Data tied to figure images

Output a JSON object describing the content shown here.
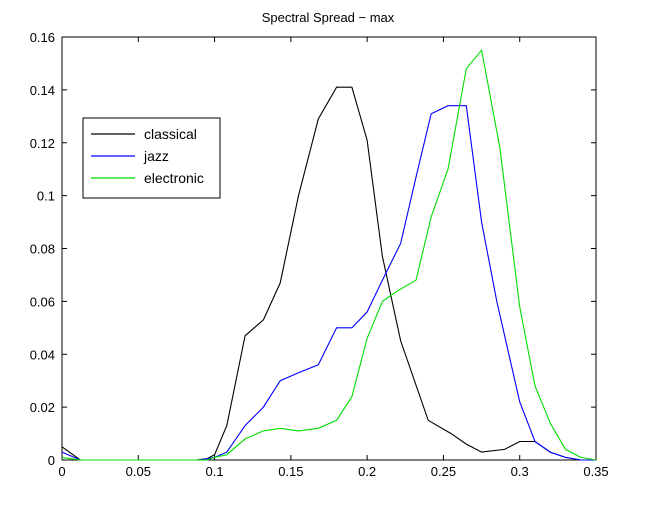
{
  "chart_data": {
    "type": "line",
    "title": "Spectral Spread − max",
    "xlabel": "",
    "ylabel": "",
    "xlim": [
      0,
      0.35
    ],
    "ylim": [
      0,
      0.16
    ],
    "xticks": [
      "0",
      "0.05",
      "0.1",
      "0.15",
      "0.2",
      "0.25",
      "0.3",
      "0.35"
    ],
    "yticks": [
      "0",
      "0.02",
      "0.04",
      "0.06",
      "0.08",
      "0.1",
      "0.12",
      "0.14",
      "0.16"
    ],
    "grid": false,
    "legend_position": "upper-left",
    "series": [
      {
        "name": "classical",
        "color": "#000000",
        "x": [
          0,
          0.012,
          0.025,
          0.05,
          0.075,
          0.088,
          0.095,
          0.1,
          0.108,
          0.12,
          0.132,
          0.143,
          0.155,
          0.168,
          0.18,
          0.19,
          0.2,
          0.21,
          0.222,
          0.24,
          0.255,
          0.265,
          0.275,
          0.29,
          0.3,
          0.31,
          0.32,
          0.33,
          0.34,
          0.35
        ],
        "y": [
          0.005,
          0,
          0,
          0,
          0,
          0,
          0.0005,
          0.002,
          0.013,
          0.047,
          0.053,
          0.067,
          0.1,
          0.129,
          0.141,
          0.141,
          0.121,
          0.077,
          0.045,
          0.015,
          0.01,
          0.006,
          0.003,
          0.004,
          0.007,
          0.007,
          0.003,
          0.001,
          0,
          0
        ]
      },
      {
        "name": "jazz",
        "color": "#0000ff",
        "x": [
          0,
          0.012,
          0.025,
          0.05,
          0.075,
          0.09,
          0.1,
          0.108,
          0.12,
          0.132,
          0.143,
          0.155,
          0.168,
          0.18,
          0.19,
          0.2,
          0.21,
          0.222,
          0.232,
          0.242,
          0.253,
          0.265,
          0.275,
          0.285,
          0.3,
          0.31,
          0.32,
          0.33,
          0.34,
          0.35
        ],
        "y": [
          0.003,
          0,
          0,
          0,
          0,
          0,
          0.001,
          0.003,
          0.013,
          0.02,
          0.03,
          0.033,
          0.036,
          0.05,
          0.05,
          0.056,
          0.068,
          0.082,
          0.107,
          0.131,
          0.134,
          0.134,
          0.09,
          0.06,
          0.022,
          0.007,
          0.003,
          0.001,
          0,
          0
        ]
      },
      {
        "name": "electronic",
        "color": "#00dd00",
        "x": [
          0,
          0.012,
          0.025,
          0.05,
          0.075,
          0.095,
          0.1,
          0.108,
          0.12,
          0.132,
          0.143,
          0.155,
          0.168,
          0.18,
          0.19,
          0.2,
          0.21,
          0.22,
          0.232,
          0.242,
          0.253,
          0.265,
          0.275,
          0.287,
          0.3,
          0.31,
          0.32,
          0.33,
          0.34,
          0.35
        ],
        "y": [
          0.001,
          0,
          0,
          0,
          0,
          0,
          0.001,
          0.002,
          0.008,
          0.011,
          0.012,
          0.011,
          0.012,
          0.015,
          0.024,
          0.046,
          0.06,
          0.064,
          0.068,
          0.092,
          0.11,
          0.148,
          0.155,
          0.118,
          0.058,
          0.028,
          0.014,
          0.004,
          0.001,
          0
        ]
      }
    ]
  }
}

> Written task: Quote every record above exactly, leaving out any pictures.

> Answer below:
Output a JSON object describing the content shown here.
{
  "chart_data": {
    "type": "line",
    "title": "Spectral Spread − max",
    "xlabel": "",
    "ylabel": "",
    "xlim": [
      0,
      0.35
    ],
    "ylim": [
      0,
      0.16
    ],
    "xticks": [
      "0",
      "0.05",
      "0.1",
      "0.15",
      "0.2",
      "0.25",
      "0.3",
      "0.35"
    ],
    "yticks": [
      "0",
      "0.02",
      "0.04",
      "0.06",
      "0.08",
      "0.1",
      "0.12",
      "0.14",
      "0.16"
    ],
    "grid": false,
    "legend_position": "upper-left",
    "series": [
      {
        "name": "classical",
        "color": "#000000",
        "x": [
          0,
          0.012,
          0.025,
          0.05,
          0.075,
          0.088,
          0.095,
          0.1,
          0.108,
          0.12,
          0.132,
          0.143,
          0.155,
          0.168,
          0.18,
          0.19,
          0.2,
          0.21,
          0.222,
          0.24,
          0.255,
          0.265,
          0.275,
          0.29,
          0.3,
          0.31,
          0.32,
          0.33,
          0.34,
          0.35
        ],
        "y": [
          0.005,
          0,
          0,
          0,
          0,
          0,
          0.0005,
          0.002,
          0.013,
          0.047,
          0.053,
          0.067,
          0.1,
          0.129,
          0.141,
          0.141,
          0.121,
          0.077,
          0.045,
          0.015,
          0.01,
          0.006,
          0.003,
          0.004,
          0.007,
          0.007,
          0.003,
          0.001,
          0,
          0
        ]
      },
      {
        "name": "jazz",
        "color": "#0000ff",
        "x": [
          0,
          0.012,
          0.025,
          0.05,
          0.075,
          0.09,
          0.1,
          0.108,
          0.12,
          0.132,
          0.143,
          0.155,
          0.168,
          0.18,
          0.19,
          0.2,
          0.21,
          0.222,
          0.232,
          0.242,
          0.253,
          0.265,
          0.275,
          0.285,
          0.3,
          0.31,
          0.32,
          0.33,
          0.34,
          0.35
        ],
        "y": [
          0.003,
          0,
          0,
          0,
          0,
          0,
          0.001,
          0.003,
          0.013,
          0.02,
          0.03,
          0.033,
          0.036,
          0.05,
          0.05,
          0.056,
          0.068,
          0.082,
          0.107,
          0.131,
          0.134,
          0.134,
          0.09,
          0.06,
          0.022,
          0.007,
          0.003,
          0.001,
          0,
          0
        ]
      },
      {
        "name": "electronic",
        "color": "#00dd00",
        "x": [
          0,
          0.012,
          0.025,
          0.05,
          0.075,
          0.095,
          0.1,
          0.108,
          0.12,
          0.132,
          0.143,
          0.155,
          0.168,
          0.18,
          0.19,
          0.2,
          0.21,
          0.22,
          0.232,
          0.242,
          0.253,
          0.265,
          0.275,
          0.287,
          0.3,
          0.31,
          0.32,
          0.33,
          0.34,
          0.35
        ],
        "y": [
          0.001,
          0,
          0,
          0,
          0,
          0,
          0.001,
          0.002,
          0.008,
          0.011,
          0.012,
          0.011,
          0.012,
          0.015,
          0.024,
          0.046,
          0.06,
          0.064,
          0.068,
          0.092,
          0.11,
          0.148,
          0.155,
          0.118,
          0.058,
          0.028,
          0.014,
          0.004,
          0.001,
          0
        ]
      }
    ]
  }
}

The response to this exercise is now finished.